● What needs to be done:
Here are some records; quote them exactly, leaving out the pictures.

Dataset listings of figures
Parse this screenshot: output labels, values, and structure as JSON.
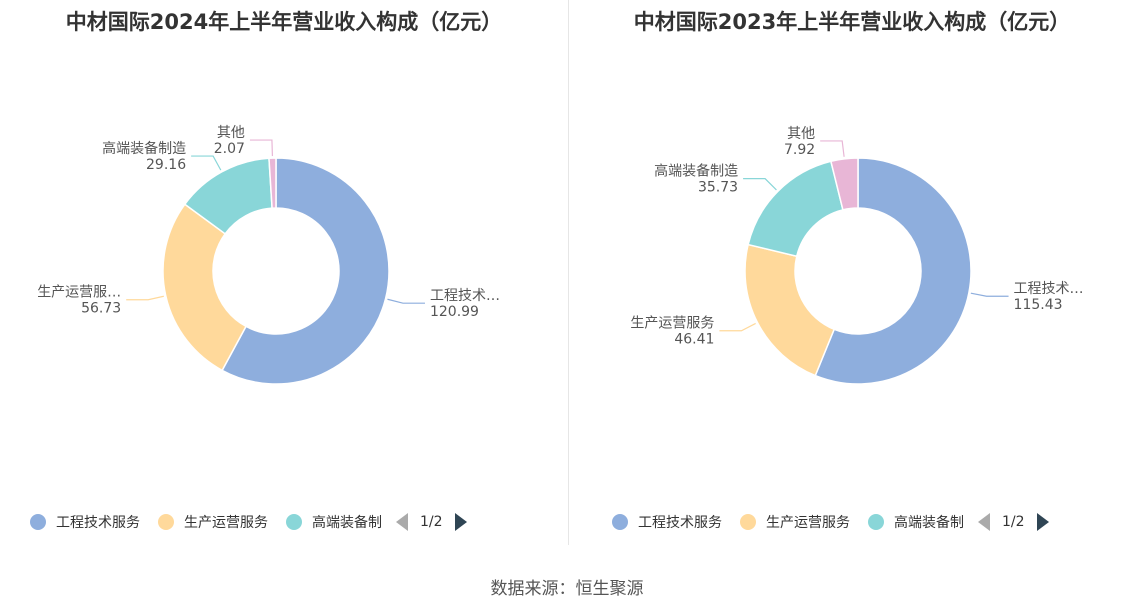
{
  "chart_data": [
    {
      "type": "pie",
      "title": "中材国际2024年上半年营业收入构成（亿元）",
      "slices": [
        {
          "name": "工程技术服务",
          "label": "工程技术…",
          "value": 120.99,
          "value_label": "120.99",
          "color": "#8eaedd"
        },
        {
          "name": "生产运营服务",
          "label": "生产运营服…",
          "value": 56.73,
          "value_label": "56.73",
          "color": "#ffd99b"
        },
        {
          "name": "高端装备制造",
          "label": "高端装备制造",
          "value": 29.16,
          "value_label": "29.16",
          "color": "#89d6d8"
        },
        {
          "name": "其他",
          "label": "其他",
          "value": 2.07,
          "value_label": "2.07",
          "color": "#e8b6d6"
        }
      ],
      "legend": {
        "position": "bottom-left",
        "items": [
          "工程技术服务",
          "生产运营服务",
          "高端装备制"
        ],
        "page": "1/2"
      }
    },
    {
      "type": "pie",
      "title": "中材国际2023年上半年营业收入构成（亿元）",
      "slices": [
        {
          "name": "工程技术服务",
          "label": "工程技术…",
          "value": 115.43,
          "value_label": "115.43",
          "color": "#8eaedd"
        },
        {
          "name": "生产运营服务",
          "label": "生产运营服务",
          "value": 46.41,
          "value_label": "46.41",
          "color": "#ffd99b"
        },
        {
          "name": "高端装备制造",
          "label": "高端装备制造",
          "value": 35.73,
          "value_label": "35.73",
          "color": "#89d6d8"
        },
        {
          "name": "其他",
          "label": "其他",
          "value": 7.92,
          "value_label": "7.92",
          "color": "#e8b6d6"
        }
      ],
      "legend": {
        "position": "bottom-left",
        "items": [
          "工程技术服务",
          "生产运营服务",
          "高端装备制"
        ],
        "page": "1/2"
      }
    }
  ],
  "footer": {
    "source": "数据来源：恒生聚源"
  }
}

● Response:
Parse this screenshot: output labels, values, and structure as JSON.
{
  "chart_data": [
    {
      "type": "pie",
      "title": "中材国际2024年上半年营业收入构成（亿元）",
      "slices": [
        {
          "name": "工程技术服务",
          "label": "工程技术…",
          "value": 120.99,
          "value_label": "120.99",
          "color": "#8eaedd"
        },
        {
          "name": "生产运营服务",
          "label": "生产运营服…",
          "value": 56.73,
          "value_label": "56.73",
          "color": "#ffd99b"
        },
        {
          "name": "高端装备制造",
          "label": "高端装备制造",
          "value": 29.16,
          "value_label": "29.16",
          "color": "#89d6d8"
        },
        {
          "name": "其他",
          "label": "其他",
          "value": 2.07,
          "value_label": "2.07",
          "color": "#e8b6d6"
        }
      ],
      "legend": {
        "position": "bottom-left",
        "items": [
          "工程技术服务",
          "生产运营服务",
          "高端装备制"
        ],
        "page": "1/2"
      }
    },
    {
      "type": "pie",
      "title": "中材国际2023年上半年营业收入构成（亿元）",
      "slices": [
        {
          "name": "工程技术服务",
          "label": "工程技术…",
          "value": 115.43,
          "value_label": "115.43",
          "color": "#8eaedd"
        },
        {
          "name": "生产运营服务",
          "label": "生产运营服务",
          "value": 46.41,
          "value_label": "46.41",
          "color": "#ffd99b"
        },
        {
          "name": "高端装备制造",
          "label": "高端装备制造",
          "value": 35.73,
          "value_label": "35.73",
          "color": "#89d6d8"
        },
        {
          "name": "其他",
          "label": "其他",
          "value": 7.92,
          "value_label": "7.92",
          "color": "#e8b6d6"
        }
      ],
      "legend": {
        "position": "bottom-left",
        "items": [
          "工程技术服务",
          "生产运营服务",
          "高端装备制"
        ],
        "page": "1/2"
      }
    }
  ],
  "footer": {
    "source": "数据来源：恒生聚源"
  }
}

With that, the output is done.